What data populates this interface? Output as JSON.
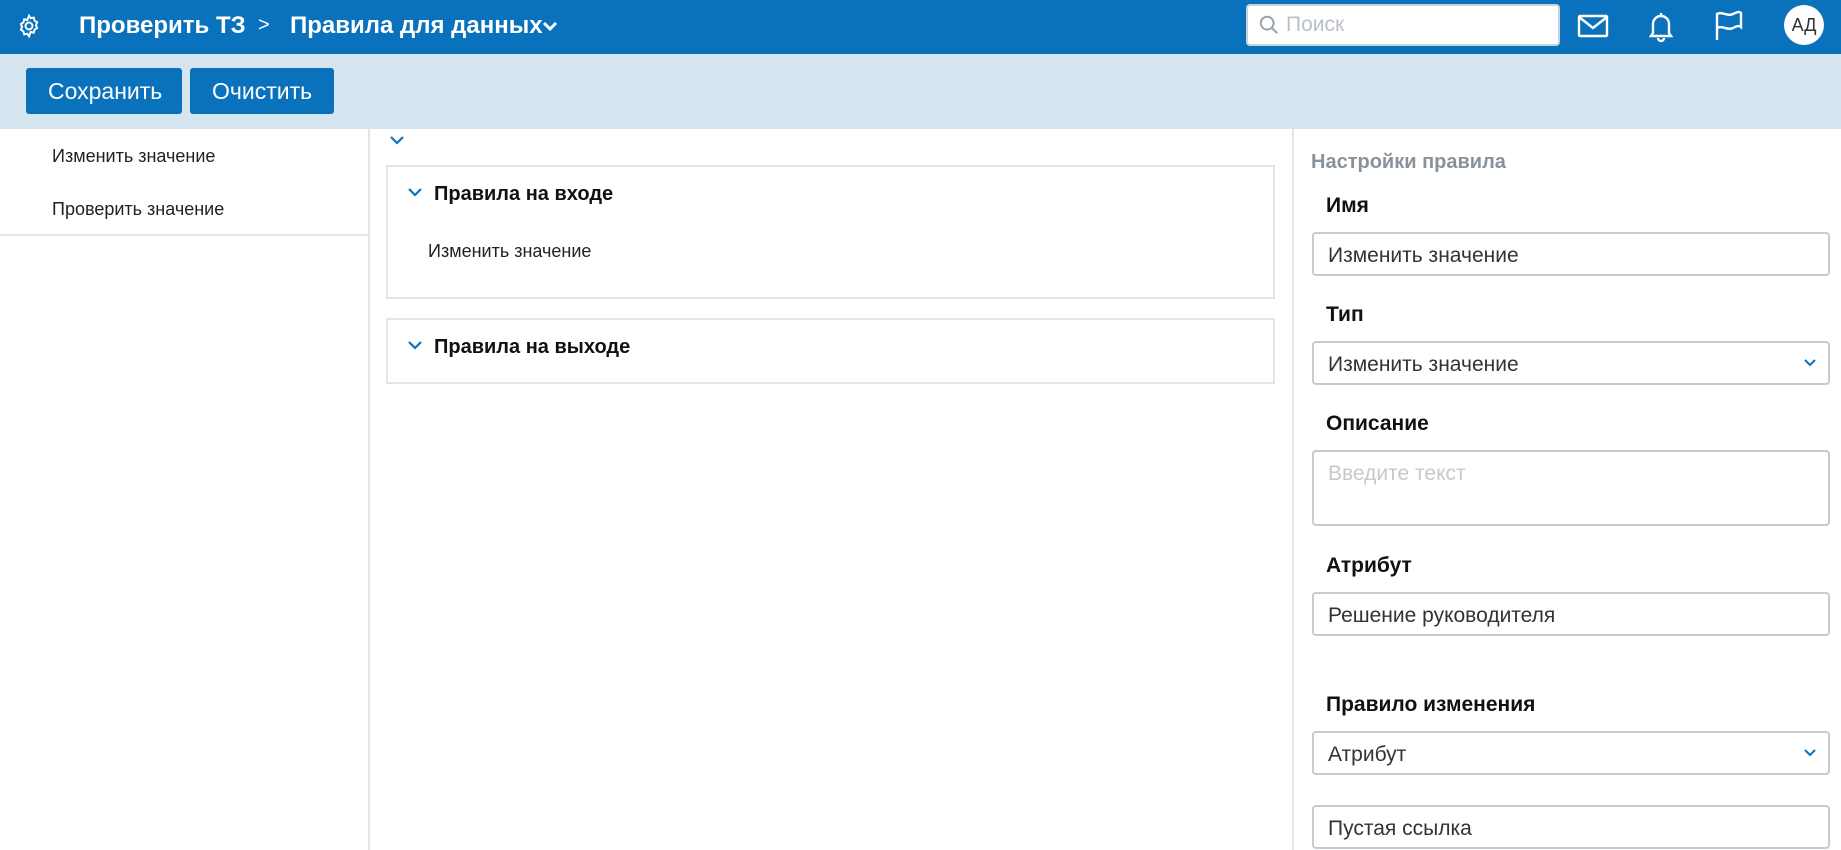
{
  "header": {
    "crumb1": "Проверить ТЗ",
    "separator": ">",
    "crumb2": "Правила для данных",
    "search_placeholder": "Поиск",
    "avatar_initials": "АД",
    "icons": [
      "gear-icon",
      "chevron-right-icon",
      "chevron-down-icon",
      "search-icon",
      "mail-icon",
      "bell-icon",
      "flag-icon"
    ],
    "accent": "#0a72bd"
  },
  "toolbar": {
    "save_label": "Сохранить",
    "clear_label": "Очистить",
    "background": "#d6e6f1"
  },
  "sidebar": {
    "items": [
      {
        "label": "Изменить значение"
      },
      {
        "label": "Проверить значение"
      }
    ]
  },
  "main": {
    "panels": [
      {
        "title": "Правила на входе",
        "items": [
          "Изменить значение"
        ]
      },
      {
        "title": "Правила на выходе",
        "items": []
      }
    ]
  },
  "settings": {
    "title": "Настройки правила",
    "name_label": "Имя",
    "name_value": "Изменить значение",
    "type_label": "Тип",
    "type_value": "Изменить значение",
    "description_label": "Описание",
    "description_placeholder": "Введите текст",
    "attribute_label": "Атрибут",
    "attribute_value": "Решение руководителя",
    "change_rule_label": "Правило изменения",
    "change_rule_value": "Атрибут",
    "link_value": "Пустая ссылка"
  }
}
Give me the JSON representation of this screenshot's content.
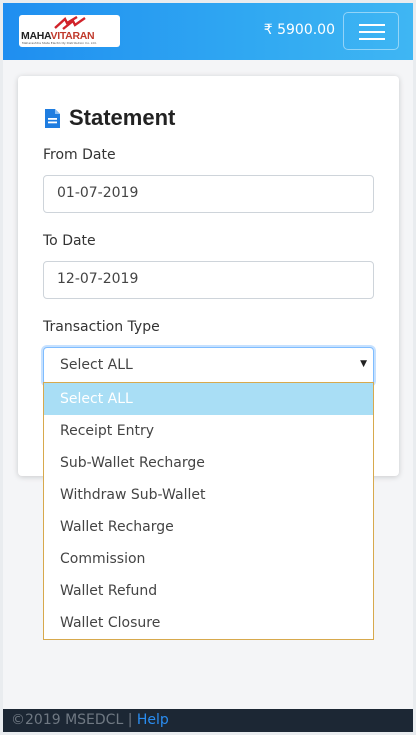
{
  "header": {
    "logo_word_a": "MAHA",
    "logo_word_b": "VITARAN",
    "logo_tagline": "Maharashtra State Electricity Distribution Co. Ltd.",
    "balance": "₹ 5900.00"
  },
  "statement": {
    "title": "Statement",
    "from_label": "From Date",
    "from_value": "01-07-2019",
    "to_label": "To Date",
    "to_value": "12-07-2019",
    "type_label": "Transaction Type",
    "type_value": "Select ALL"
  },
  "dropdown": {
    "options": [
      "Select ALL",
      "Receipt Entry",
      "Sub-Wallet Recharge",
      "Withdraw Sub-Wallet",
      "Wallet Recharge",
      "Commission",
      "Wallet Refund",
      "Wallet Closure"
    ]
  },
  "footer": {
    "copyright": "©2019 MSEDCL | ",
    "help": "Help"
  },
  "colors": {
    "navbar": "#1f8ef0",
    "accent": "#1f7de0",
    "selected_option": "#a9def5",
    "footer_bg": "#1c2734"
  },
  "icons": {
    "title_icon": "document-icon",
    "menu_icon": "hamburger-menu-icon",
    "logo_icon": "lightning-bolt-icon"
  }
}
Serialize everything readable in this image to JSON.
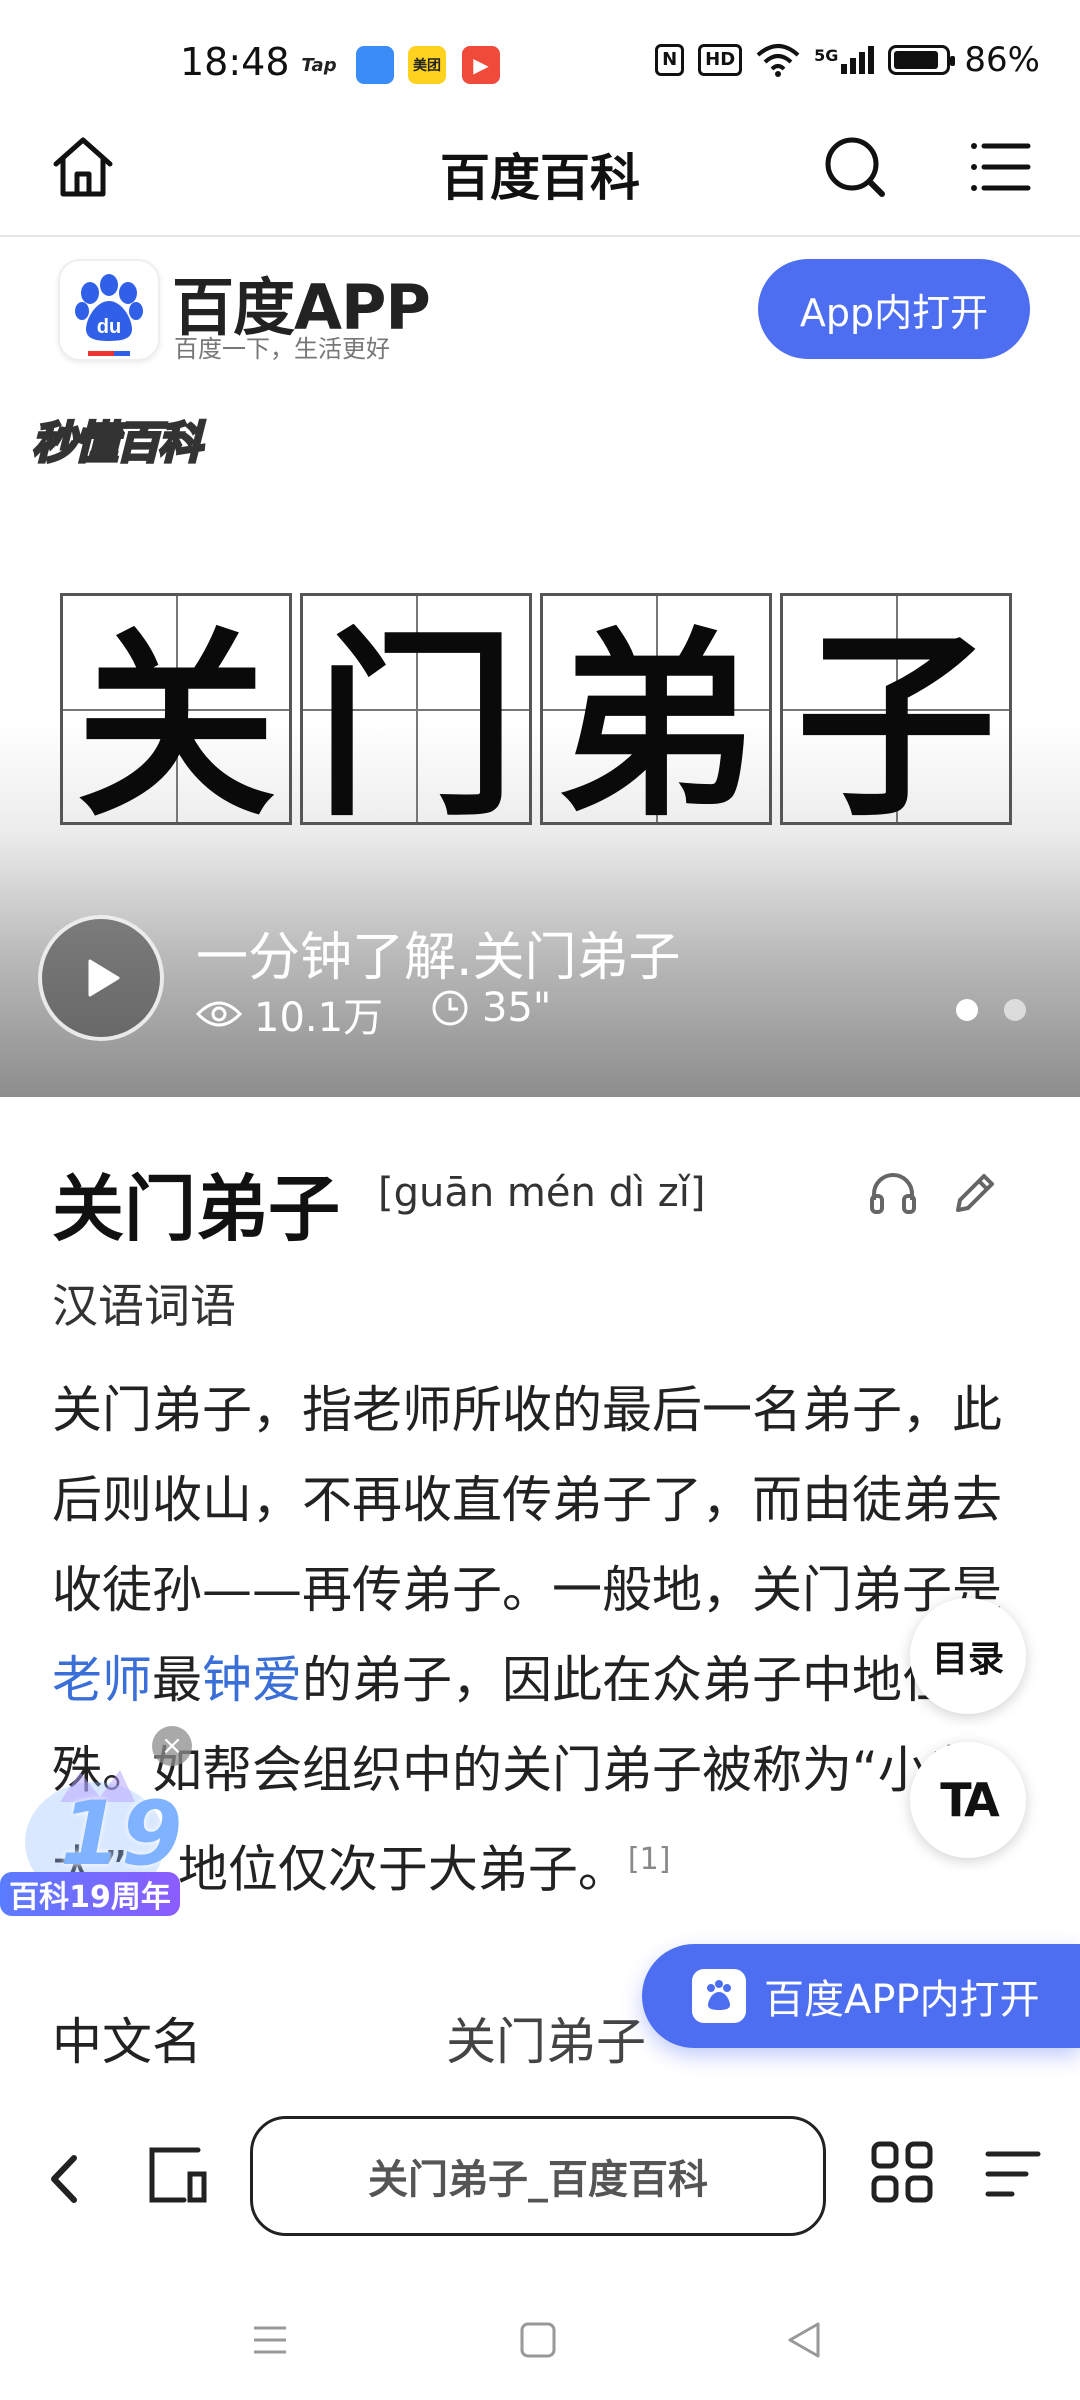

##########

WHAT IS EXPECTED: Search the entries for the word "Проверить", then gather every line that has it.

SOLUTION TO THIS PROBLEM:
    "crumb1": "Проверить ТЗ",
        "label": "Проверить значение"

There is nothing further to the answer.